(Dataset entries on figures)
►
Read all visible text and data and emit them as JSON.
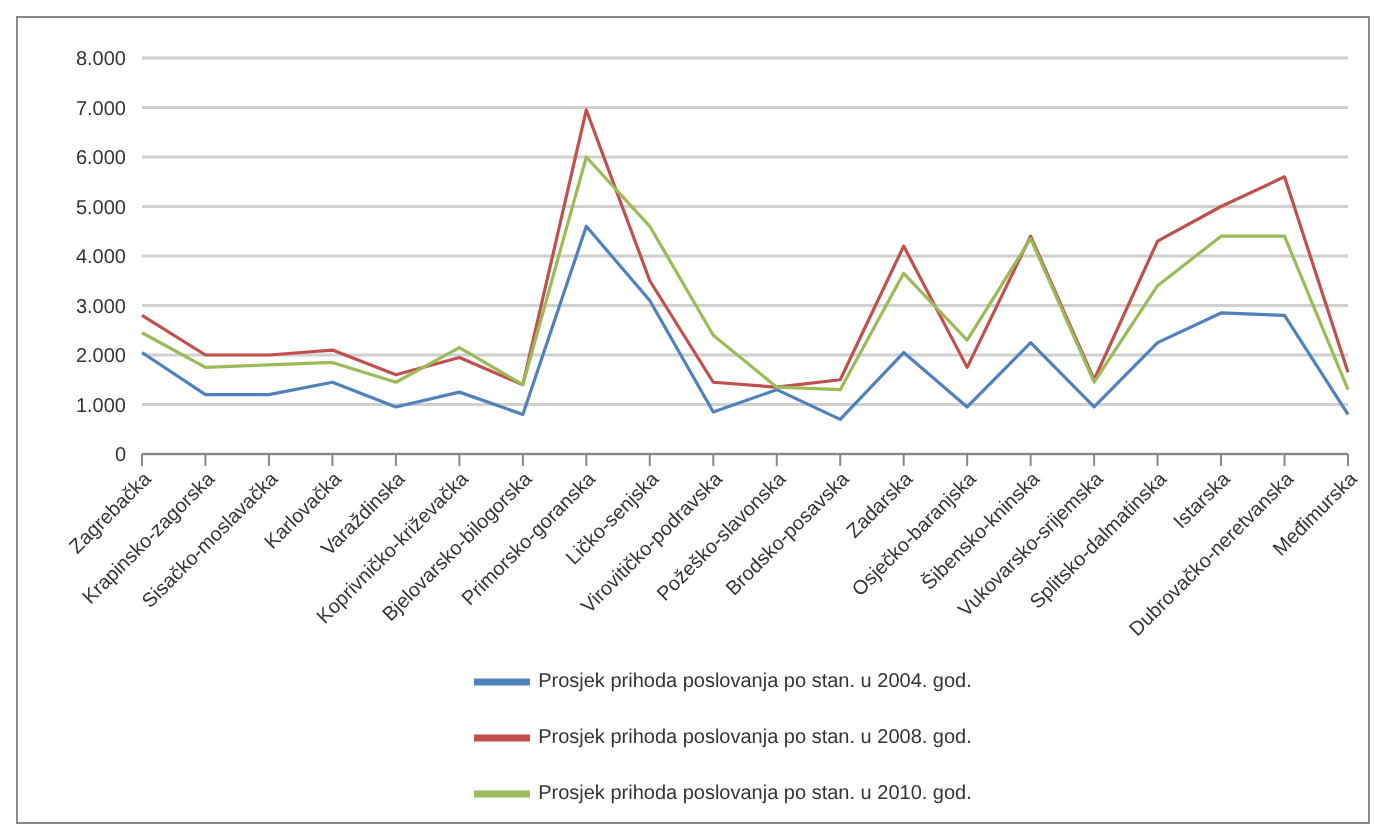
{
  "chart_data": {
    "type": "line",
    "categories": [
      "Zagrebačka",
      "Krapinsko-zagorska",
      "Sisačko-moslavačka",
      "Karlovačka",
      "Varaždinska",
      "Koprivničko-križevačka",
      "Bjelovarsko-bilogorska",
      "Primorsko-goranska",
      "Ličko-senjska",
      "Virovitičko-podravska",
      "Požeško-slavonska",
      "Brodsko-posavska",
      "Zadarska",
      "Osječko-baranjska",
      "Šibensko-kninska",
      "Vukovarsko-srijemska",
      "Splitsko-dalmatinska",
      "Istarska",
      "Dubrovačko-neretvanska",
      "Međimurska"
    ],
    "series": [
      {
        "name": "Prosjek prihoda poslovanja po stan. u 2004. god.",
        "color": "#4f81bd",
        "values": [
          2050,
          1200,
          1200,
          1450,
          950,
          1250,
          800,
          4600,
          3100,
          850,
          1300,
          700,
          2050,
          950,
          2250,
          950,
          2250,
          2850,
          2800,
          800
        ]
      },
      {
        "name": "Prosjek prihoda poslovanja po stan. u 2008. god.",
        "color": "#c0504d",
        "values": [
          2800,
          2000,
          2000,
          2100,
          1600,
          1950,
          1400,
          6950,
          3500,
          1450,
          1350,
          1500,
          4200,
          1750,
          4400,
          1500,
          4300,
          5000,
          5600,
          1650
        ]
      },
      {
        "name": "Prosjek prihoda poslovanja po stan. u 2010. god.",
        "color": "#9bbb59",
        "values": [
          2450,
          1750,
          1800,
          1850,
          1450,
          2150,
          1400,
          6000,
          4600,
          2400,
          1350,
          1300,
          3650,
          2300,
          4350,
          1450,
          3400,
          4400,
          4400,
          1300
        ]
      }
    ],
    "ylim": [
      0,
      8000
    ],
    "yticks": [
      {
        "value": 0,
        "label": "0"
      },
      {
        "value": 1000,
        "label": "1.000"
      },
      {
        "value": 2000,
        "label": "2.000"
      },
      {
        "value": 3000,
        "label": "3.000"
      },
      {
        "value": 4000,
        "label": "4.000"
      },
      {
        "value": 5000,
        "label": "5.000"
      },
      {
        "value": 6000,
        "label": "6.000"
      },
      {
        "value": 7000,
        "label": "7.000"
      },
      {
        "value": 8000,
        "label": "8.000"
      }
    ],
    "grid": "y",
    "legend": "bottom",
    "marker": "none",
    "line_style": "solid"
  }
}
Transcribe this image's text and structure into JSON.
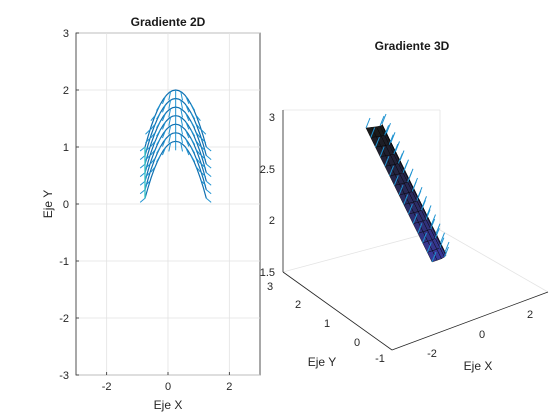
{
  "chart_data": [
    {
      "type": "quiver",
      "title": "Gradiente 2D",
      "xlabel": "Eje X",
      "ylabel": "Eje Y",
      "xlim": [
        -3,
        3
      ],
      "ylim": [
        -3,
        3
      ],
      "xticks": [
        "-2",
        "0",
        "2"
      ],
      "yticks": [
        "3",
        "2",
        "1",
        "0",
        "-1",
        "-2",
        "-3"
      ],
      "grid": true,
      "arcs": {
        "count": 7,
        "center_x": 0.25,
        "apex_y": [
          2.0,
          1.85,
          1.7,
          1.55,
          1.4,
          1.25,
          1.1
        ],
        "half_width": 1.0,
        "drop": 1.0
      },
      "colors": {
        "arrow": "#1f93d1",
        "arrow_dark": "#0f6fb0",
        "edge": "#3fc6c6"
      }
    },
    {
      "type": "surface-3d",
      "title": "Gradiente 3D",
      "xlabel": "Eje X",
      "ylabel": "Eje Y",
      "xticks": [
        "-2",
        "0",
        "2"
      ],
      "yticks": [
        "-1",
        "0",
        "1",
        "2",
        "3"
      ],
      "zticks": [
        "1.5",
        "2",
        "2.5",
        "3"
      ],
      "zlim": [
        1.5,
        3
      ],
      "grid": true,
      "colors": {
        "surface_top": "#1b1b1b",
        "surface_bottom": "#3a3aa0",
        "arrow": "#1f93d1"
      }
    }
  ]
}
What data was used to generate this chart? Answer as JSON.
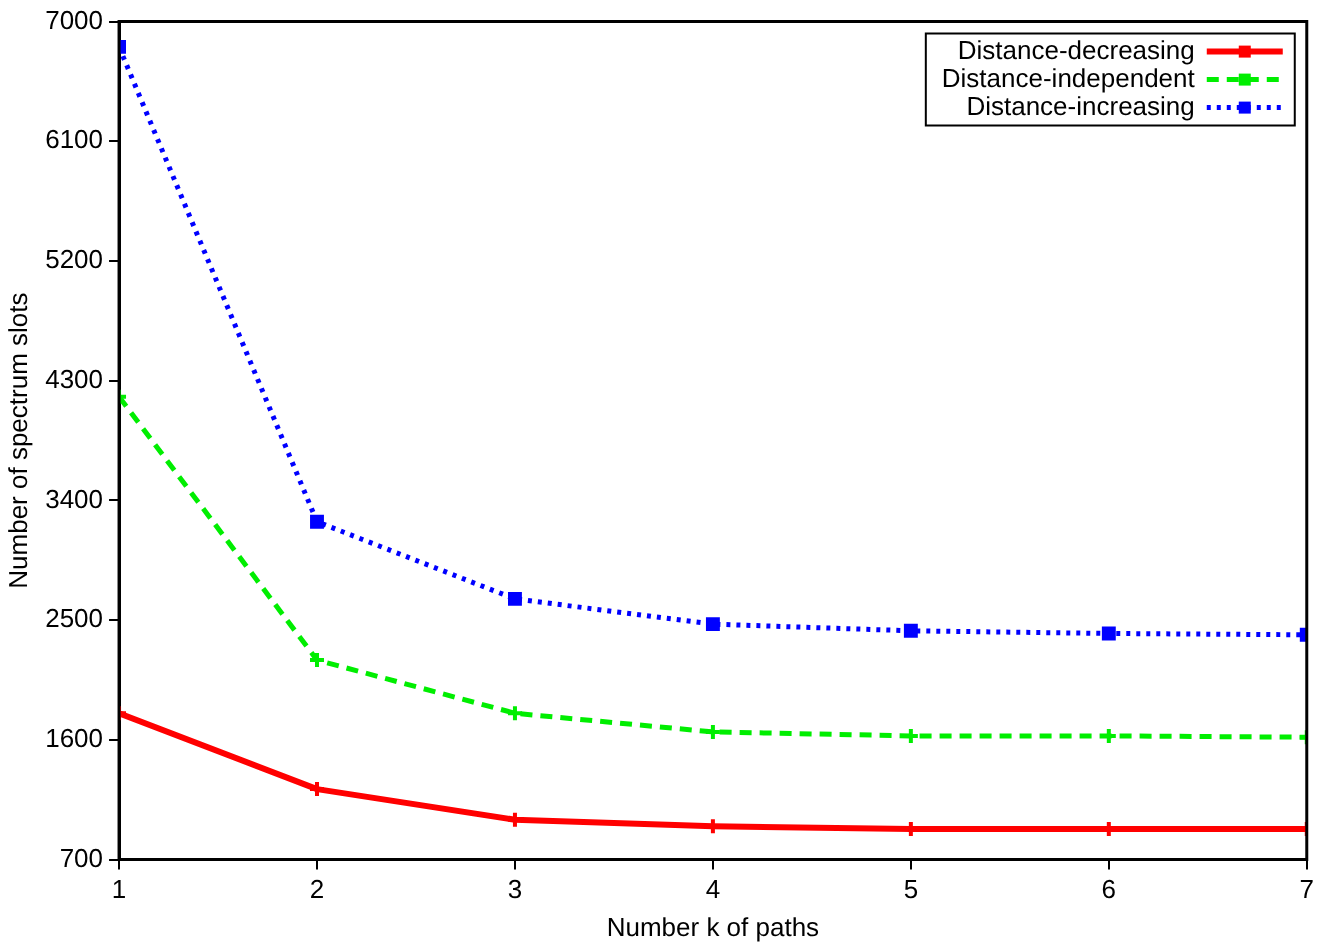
{
  "chart_data": {
    "type": "line",
    "xlabel": "Number k of paths",
    "ylabel": "Number of spectrum slots",
    "x": [
      1,
      2,
      3,
      4,
      5,
      6,
      7
    ],
    "xlim": [
      1,
      7
    ],
    "xticks": [
      1,
      2,
      3,
      4,
      5,
      6,
      7
    ],
    "ylim": [
      700,
      7000
    ],
    "yticks": [
      700,
      1600,
      2500,
      3400,
      4300,
      5200,
      6100,
      7000
    ],
    "grid": false,
    "legend": "top right",
    "series": [
      {
        "name": "Distance-decreasing",
        "color": "#ff0000",
        "line_style": "solid",
        "marker": "cross",
        "values": [
          1800,
          1230,
          1000,
          950,
          930,
          930,
          930
        ]
      },
      {
        "name": "Distance-independent",
        "color": "#00ee00",
        "line_style": "dashed",
        "marker": "cross",
        "values": [
          4180,
          2200,
          1800,
          1660,
          1630,
          1630,
          1620
        ]
      },
      {
        "name": "Distance-increasing",
        "color": "#0000ff",
        "line_style": "dotted",
        "marker": "square",
        "values": [
          6810,
          3240,
          2660,
          2470,
          2420,
          2400,
          2390
        ]
      }
    ]
  }
}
◄
§ **Task details**
Every record above must be given again exactly; drop the pictures.

§ **Complete response**
Read all visible text and data and emit them as JSON.
{
  "chart_data": {
    "type": "line",
    "categories": [
      "Zagrebačka",
      "Krapinsko-zagorska",
      "Sisačko-moslavačka",
      "Karlovačka",
      "Varaždinska",
      "Koprivničko-križevačka",
      "Bjelovarsko-bilogorska",
      "Primorsko-goranska",
      "Ličko-senjska",
      "Virovitičko-podravska",
      "Požeško-slavonska",
      "Brodsko-posavska",
      "Zadarska",
      "Osječko-baranjska",
      "Šibensko-kninska",
      "Vukovarsko-srijemska",
      "Splitsko-dalmatinska",
      "Istarska",
      "Dubrovačko-neretvanska",
      "Međimurska"
    ],
    "series": [
      {
        "name": "Prosjek prihoda poslovanja po stan. u 2004. god.",
        "color": "#4f81bd",
        "values": [
          2050,
          1200,
          1200,
          1450,
          950,
          1250,
          800,
          4600,
          3100,
          850,
          1300,
          700,
          2050,
          950,
          2250,
          950,
          2250,
          2850,
          2800,
          800
        ]
      },
      {
        "name": "Prosjek prihoda poslovanja po stan. u 2008. god.",
        "color": "#c0504d",
        "values": [
          2800,
          2000,
          2000,
          2100,
          1600,
          1950,
          1400,
          6950,
          3500,
          1450,
          1350,
          1500,
          4200,
          1750,
          4400,
          1500,
          4300,
          5000,
          5600,
          1650
        ]
      },
      {
        "name": "Prosjek prihoda poslovanja po stan. u 2010. god.",
        "color": "#9bbb59",
        "values": [
          2450,
          1750,
          1800,
          1850,
          1450,
          2150,
          1400,
          6000,
          4600,
          2400,
          1350,
          1300,
          3650,
          2300,
          4350,
          1450,
          3400,
          4400,
          4400,
          1300
        ]
      }
    ],
    "ylim": [
      0,
      8000
    ],
    "yticks": [
      {
        "value": 0,
        "label": "0"
      },
      {
        "value": 1000,
        "label": "1.000"
      },
      {
        "value": 2000,
        "label": "2.000"
      },
      {
        "value": 3000,
        "label": "3.000"
      },
      {
        "value": 4000,
        "label": "4.000"
      },
      {
        "value": 5000,
        "label": "5.000"
      },
      {
        "value": 6000,
        "label": "6.000"
      },
      {
        "value": 7000,
        "label": "7.000"
      },
      {
        "value": 8000,
        "label": "8.000"
      }
    ],
    "grid": "y",
    "legend": "bottom",
    "marker": "none",
    "line_style": "solid"
  }
}
Transcribe this image's text and structure into JSON.
{
  "chart_data": [
    {
      "type": "quiver",
      "title": "Gradiente 2D",
      "xlabel": "Eje X",
      "ylabel": "Eje Y",
      "xlim": [
        -3,
        3
      ],
      "ylim": [
        -3,
        3
      ],
      "xticks": [
        "-2",
        "0",
        "2"
      ],
      "yticks": [
        "3",
        "2",
        "1",
        "0",
        "-1",
        "-2",
        "-3"
      ],
      "grid": true,
      "arcs": {
        "count": 7,
        "center_x": 0.25,
        "apex_y": [
          2.0,
          1.85,
          1.7,
          1.55,
          1.4,
          1.25,
          1.1
        ],
        "half_width": 1.0,
        "drop": 1.0
      },
      "colors": {
        "arrow": "#1f93d1",
        "arrow_dark": "#0f6fb0",
        "edge": "#3fc6c6"
      }
    },
    {
      "type": "surface-3d",
      "title": "Gradiente 3D",
      "xlabel": "Eje X",
      "ylabel": "Eje Y",
      "xticks": [
        "-2",
        "0",
        "2"
      ],
      "yticks": [
        "-1",
        "0",
        "1",
        "2",
        "3"
      ],
      "zticks": [
        "1.5",
        "2",
        "2.5",
        "3"
      ],
      "zlim": [
        1.5,
        3
      ],
      "grid": true,
      "colors": {
        "surface_top": "#1b1b1b",
        "surface_bottom": "#3a3aa0",
        "arrow": "#1f93d1"
      }
    }
  ]
}
What data was used to generate this chart? Answer as JSON.
{
  "chart_data": {
    "type": "line",
    "xlabel": "Number k of paths",
    "ylabel": "Number of spectrum slots",
    "x": [
      1,
      2,
      3,
      4,
      5,
      6,
      7
    ],
    "xlim": [
      1,
      7
    ],
    "xticks": [
      1,
      2,
      3,
      4,
      5,
      6,
      7
    ],
    "ylim": [
      700,
      7000
    ],
    "yticks": [
      700,
      1600,
      2500,
      3400,
      4300,
      5200,
      6100,
      7000
    ],
    "grid": false,
    "legend": "top right",
    "series": [
      {
        "name": "Distance-decreasing",
        "color": "#ff0000",
        "line_style": "solid",
        "marker": "cross",
        "values": [
          1800,
          1230,
          1000,
          950,
          930,
          930,
          930
        ]
      },
      {
        "name": "Distance-independent",
        "color": "#00ee00",
        "line_style": "dashed",
        "marker": "cross",
        "values": [
          4180,
          2200,
          1800,
          1660,
          1630,
          1630,
          1620
        ]
      },
      {
        "name": "Distance-increasing",
        "color": "#0000ff",
        "line_style": "dotted",
        "marker": "square",
        "values": [
          6810,
          3240,
          2660,
          2470,
          2420,
          2400,
          2390
        ]
      }
    ]
  }
}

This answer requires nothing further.